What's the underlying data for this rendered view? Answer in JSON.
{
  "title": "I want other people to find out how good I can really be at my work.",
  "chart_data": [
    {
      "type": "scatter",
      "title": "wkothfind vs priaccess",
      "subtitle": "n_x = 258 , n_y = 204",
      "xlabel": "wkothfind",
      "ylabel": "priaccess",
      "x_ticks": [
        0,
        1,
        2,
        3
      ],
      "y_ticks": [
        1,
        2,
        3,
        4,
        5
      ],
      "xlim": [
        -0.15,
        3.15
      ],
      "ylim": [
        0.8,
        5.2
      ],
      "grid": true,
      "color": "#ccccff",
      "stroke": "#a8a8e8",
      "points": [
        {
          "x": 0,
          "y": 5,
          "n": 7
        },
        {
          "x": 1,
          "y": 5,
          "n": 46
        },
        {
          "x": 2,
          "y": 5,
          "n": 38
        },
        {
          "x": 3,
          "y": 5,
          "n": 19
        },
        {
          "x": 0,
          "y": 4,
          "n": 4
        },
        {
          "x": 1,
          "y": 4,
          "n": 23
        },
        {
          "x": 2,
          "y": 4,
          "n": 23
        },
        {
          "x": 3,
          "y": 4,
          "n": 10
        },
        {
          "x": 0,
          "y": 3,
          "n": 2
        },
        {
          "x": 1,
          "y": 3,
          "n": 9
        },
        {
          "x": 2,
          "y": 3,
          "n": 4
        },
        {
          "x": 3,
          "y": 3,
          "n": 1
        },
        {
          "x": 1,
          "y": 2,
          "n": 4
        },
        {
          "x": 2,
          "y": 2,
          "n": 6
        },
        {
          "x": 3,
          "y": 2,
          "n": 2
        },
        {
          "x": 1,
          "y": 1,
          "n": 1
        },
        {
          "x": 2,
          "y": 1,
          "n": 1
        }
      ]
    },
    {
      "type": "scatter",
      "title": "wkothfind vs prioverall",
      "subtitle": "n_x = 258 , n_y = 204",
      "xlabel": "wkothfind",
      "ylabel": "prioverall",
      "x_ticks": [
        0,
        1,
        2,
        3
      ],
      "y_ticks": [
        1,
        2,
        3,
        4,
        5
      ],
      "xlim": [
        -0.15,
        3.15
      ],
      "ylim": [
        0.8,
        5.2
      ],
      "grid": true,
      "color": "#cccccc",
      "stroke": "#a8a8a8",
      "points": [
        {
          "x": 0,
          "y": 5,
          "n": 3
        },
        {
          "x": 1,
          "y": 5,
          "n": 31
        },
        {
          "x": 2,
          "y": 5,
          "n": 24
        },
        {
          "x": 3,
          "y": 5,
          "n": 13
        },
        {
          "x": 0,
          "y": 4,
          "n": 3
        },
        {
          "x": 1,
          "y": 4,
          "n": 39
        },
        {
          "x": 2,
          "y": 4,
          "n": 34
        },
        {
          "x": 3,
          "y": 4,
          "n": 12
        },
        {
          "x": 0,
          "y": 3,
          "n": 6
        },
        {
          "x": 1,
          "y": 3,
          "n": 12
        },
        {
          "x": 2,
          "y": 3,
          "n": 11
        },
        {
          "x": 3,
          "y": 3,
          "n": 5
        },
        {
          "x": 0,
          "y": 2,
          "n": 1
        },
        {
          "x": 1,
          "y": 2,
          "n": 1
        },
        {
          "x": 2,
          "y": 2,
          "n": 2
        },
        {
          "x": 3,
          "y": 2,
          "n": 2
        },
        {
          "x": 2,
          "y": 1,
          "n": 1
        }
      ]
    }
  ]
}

○ ○ ○ ○ ○ ○ ○

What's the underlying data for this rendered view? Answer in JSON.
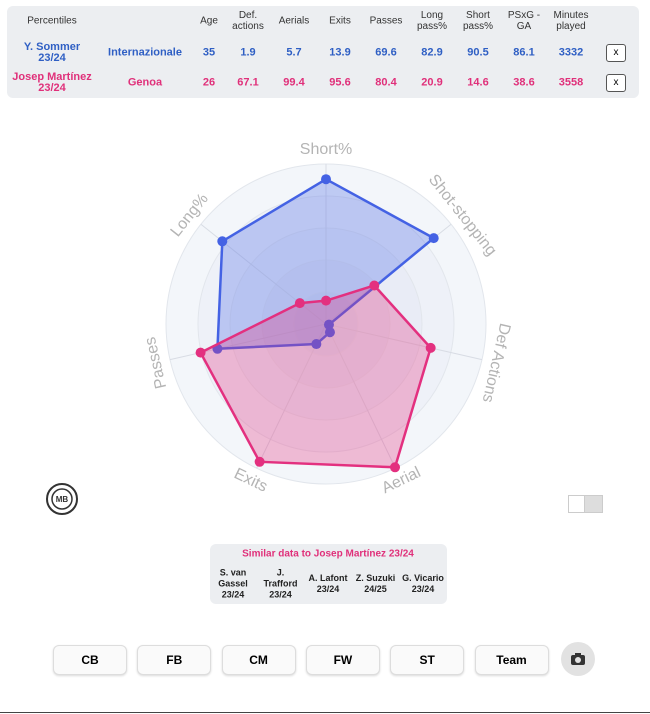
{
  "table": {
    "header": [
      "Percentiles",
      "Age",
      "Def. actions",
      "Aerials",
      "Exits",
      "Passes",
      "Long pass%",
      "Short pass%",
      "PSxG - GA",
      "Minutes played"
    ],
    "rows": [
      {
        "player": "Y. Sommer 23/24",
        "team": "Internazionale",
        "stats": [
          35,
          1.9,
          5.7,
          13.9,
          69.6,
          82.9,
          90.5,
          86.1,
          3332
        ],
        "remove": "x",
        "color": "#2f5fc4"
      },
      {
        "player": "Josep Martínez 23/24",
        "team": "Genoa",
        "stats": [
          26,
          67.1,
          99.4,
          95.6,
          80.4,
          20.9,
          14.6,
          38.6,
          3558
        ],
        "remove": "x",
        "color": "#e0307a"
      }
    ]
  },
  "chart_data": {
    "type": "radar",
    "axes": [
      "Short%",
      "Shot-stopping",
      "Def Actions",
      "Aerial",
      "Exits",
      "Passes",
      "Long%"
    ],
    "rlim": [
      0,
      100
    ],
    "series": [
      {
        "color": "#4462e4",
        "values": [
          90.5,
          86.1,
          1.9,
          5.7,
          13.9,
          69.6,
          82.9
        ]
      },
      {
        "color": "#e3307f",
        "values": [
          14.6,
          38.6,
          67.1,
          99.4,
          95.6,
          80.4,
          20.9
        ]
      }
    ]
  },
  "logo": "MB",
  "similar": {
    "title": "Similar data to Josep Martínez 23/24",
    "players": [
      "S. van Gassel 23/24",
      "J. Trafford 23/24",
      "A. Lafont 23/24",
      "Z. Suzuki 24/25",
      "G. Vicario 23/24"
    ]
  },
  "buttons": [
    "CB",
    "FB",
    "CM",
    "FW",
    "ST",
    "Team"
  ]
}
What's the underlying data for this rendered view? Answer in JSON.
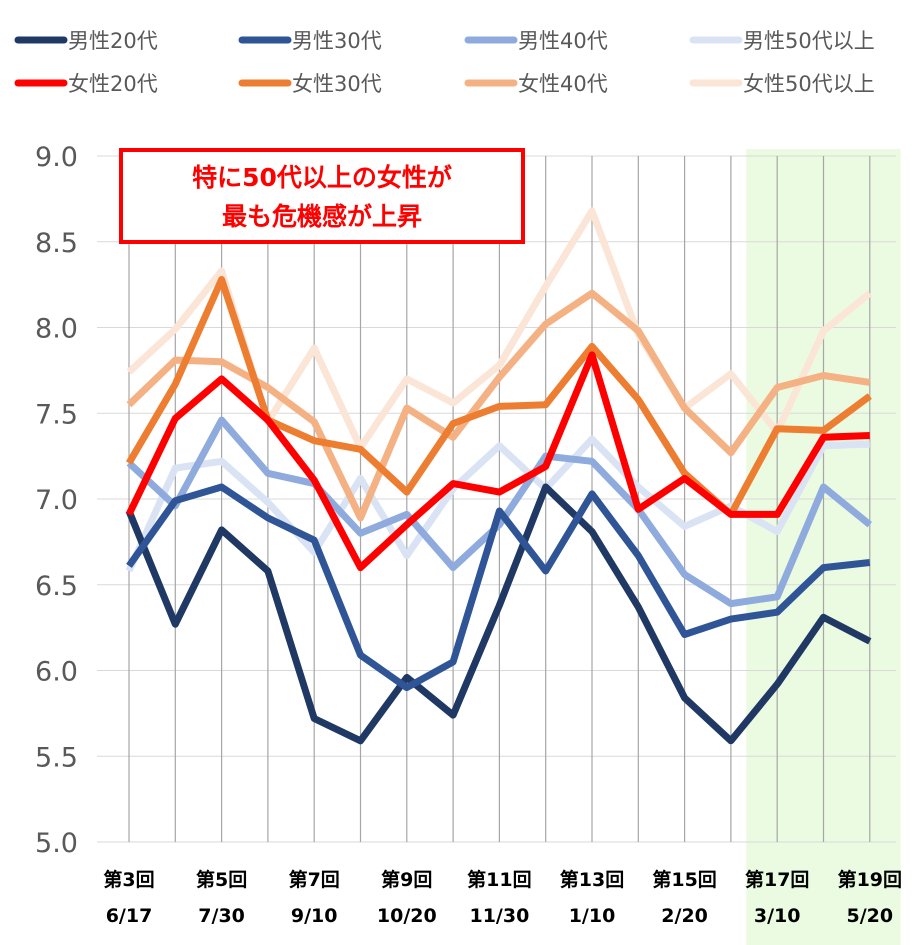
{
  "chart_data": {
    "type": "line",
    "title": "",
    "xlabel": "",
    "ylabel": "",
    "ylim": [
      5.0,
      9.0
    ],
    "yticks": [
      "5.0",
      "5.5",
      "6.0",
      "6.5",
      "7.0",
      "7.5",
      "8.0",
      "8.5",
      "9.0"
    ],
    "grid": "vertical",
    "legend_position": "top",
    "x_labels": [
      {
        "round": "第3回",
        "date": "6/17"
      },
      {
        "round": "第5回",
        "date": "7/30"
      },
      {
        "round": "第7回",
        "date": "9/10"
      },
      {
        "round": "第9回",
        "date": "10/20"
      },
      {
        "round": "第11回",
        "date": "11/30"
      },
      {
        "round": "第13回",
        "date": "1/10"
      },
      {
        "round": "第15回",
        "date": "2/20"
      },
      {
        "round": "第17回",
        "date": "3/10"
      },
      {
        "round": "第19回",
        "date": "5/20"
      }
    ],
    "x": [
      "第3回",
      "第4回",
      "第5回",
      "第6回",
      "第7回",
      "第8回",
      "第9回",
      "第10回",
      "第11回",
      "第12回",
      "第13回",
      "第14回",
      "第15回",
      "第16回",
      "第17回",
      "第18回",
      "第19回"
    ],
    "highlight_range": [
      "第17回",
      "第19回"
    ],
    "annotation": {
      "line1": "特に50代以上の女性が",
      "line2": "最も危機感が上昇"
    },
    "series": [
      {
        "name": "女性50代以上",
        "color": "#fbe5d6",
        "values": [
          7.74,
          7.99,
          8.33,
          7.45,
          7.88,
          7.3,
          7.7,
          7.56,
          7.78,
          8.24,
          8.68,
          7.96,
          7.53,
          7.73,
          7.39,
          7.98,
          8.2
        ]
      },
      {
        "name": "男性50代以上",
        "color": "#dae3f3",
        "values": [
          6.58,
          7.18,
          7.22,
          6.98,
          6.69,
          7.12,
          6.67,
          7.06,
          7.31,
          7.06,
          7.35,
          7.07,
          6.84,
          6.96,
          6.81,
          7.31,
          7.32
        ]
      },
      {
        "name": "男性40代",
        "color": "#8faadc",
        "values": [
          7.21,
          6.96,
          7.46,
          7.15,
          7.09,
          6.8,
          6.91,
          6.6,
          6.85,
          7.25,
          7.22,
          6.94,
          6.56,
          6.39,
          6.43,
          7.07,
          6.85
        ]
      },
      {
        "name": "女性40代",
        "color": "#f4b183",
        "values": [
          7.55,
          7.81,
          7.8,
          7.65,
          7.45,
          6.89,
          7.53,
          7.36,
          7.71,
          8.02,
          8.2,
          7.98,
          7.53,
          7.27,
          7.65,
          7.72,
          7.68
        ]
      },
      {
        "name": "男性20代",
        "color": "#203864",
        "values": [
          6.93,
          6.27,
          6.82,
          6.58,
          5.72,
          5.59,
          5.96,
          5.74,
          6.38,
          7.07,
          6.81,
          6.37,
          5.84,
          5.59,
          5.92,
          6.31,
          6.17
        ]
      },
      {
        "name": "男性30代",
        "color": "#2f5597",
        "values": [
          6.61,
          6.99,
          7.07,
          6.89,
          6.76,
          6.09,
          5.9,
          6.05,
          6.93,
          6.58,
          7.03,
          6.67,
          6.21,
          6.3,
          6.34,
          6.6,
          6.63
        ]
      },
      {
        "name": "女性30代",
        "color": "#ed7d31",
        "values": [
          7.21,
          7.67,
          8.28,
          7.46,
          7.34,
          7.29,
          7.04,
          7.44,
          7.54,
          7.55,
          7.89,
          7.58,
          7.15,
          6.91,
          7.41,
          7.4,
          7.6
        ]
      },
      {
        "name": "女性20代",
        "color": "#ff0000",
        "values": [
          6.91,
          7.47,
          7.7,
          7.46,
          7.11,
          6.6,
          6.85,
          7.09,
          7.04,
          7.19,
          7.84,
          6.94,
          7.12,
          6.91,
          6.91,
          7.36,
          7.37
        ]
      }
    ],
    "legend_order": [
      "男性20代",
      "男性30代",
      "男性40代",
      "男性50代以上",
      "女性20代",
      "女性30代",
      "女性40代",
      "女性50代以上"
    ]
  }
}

○ ○ ○ ○ ○ ○ ○

§ **What to do**
Which lines contain the word "Martínez"? Return each of them.

§ **Expected answer**
        "player": "Josep Martínez 23/24",
    "title": "Similar data to Josep Martínez 23/24",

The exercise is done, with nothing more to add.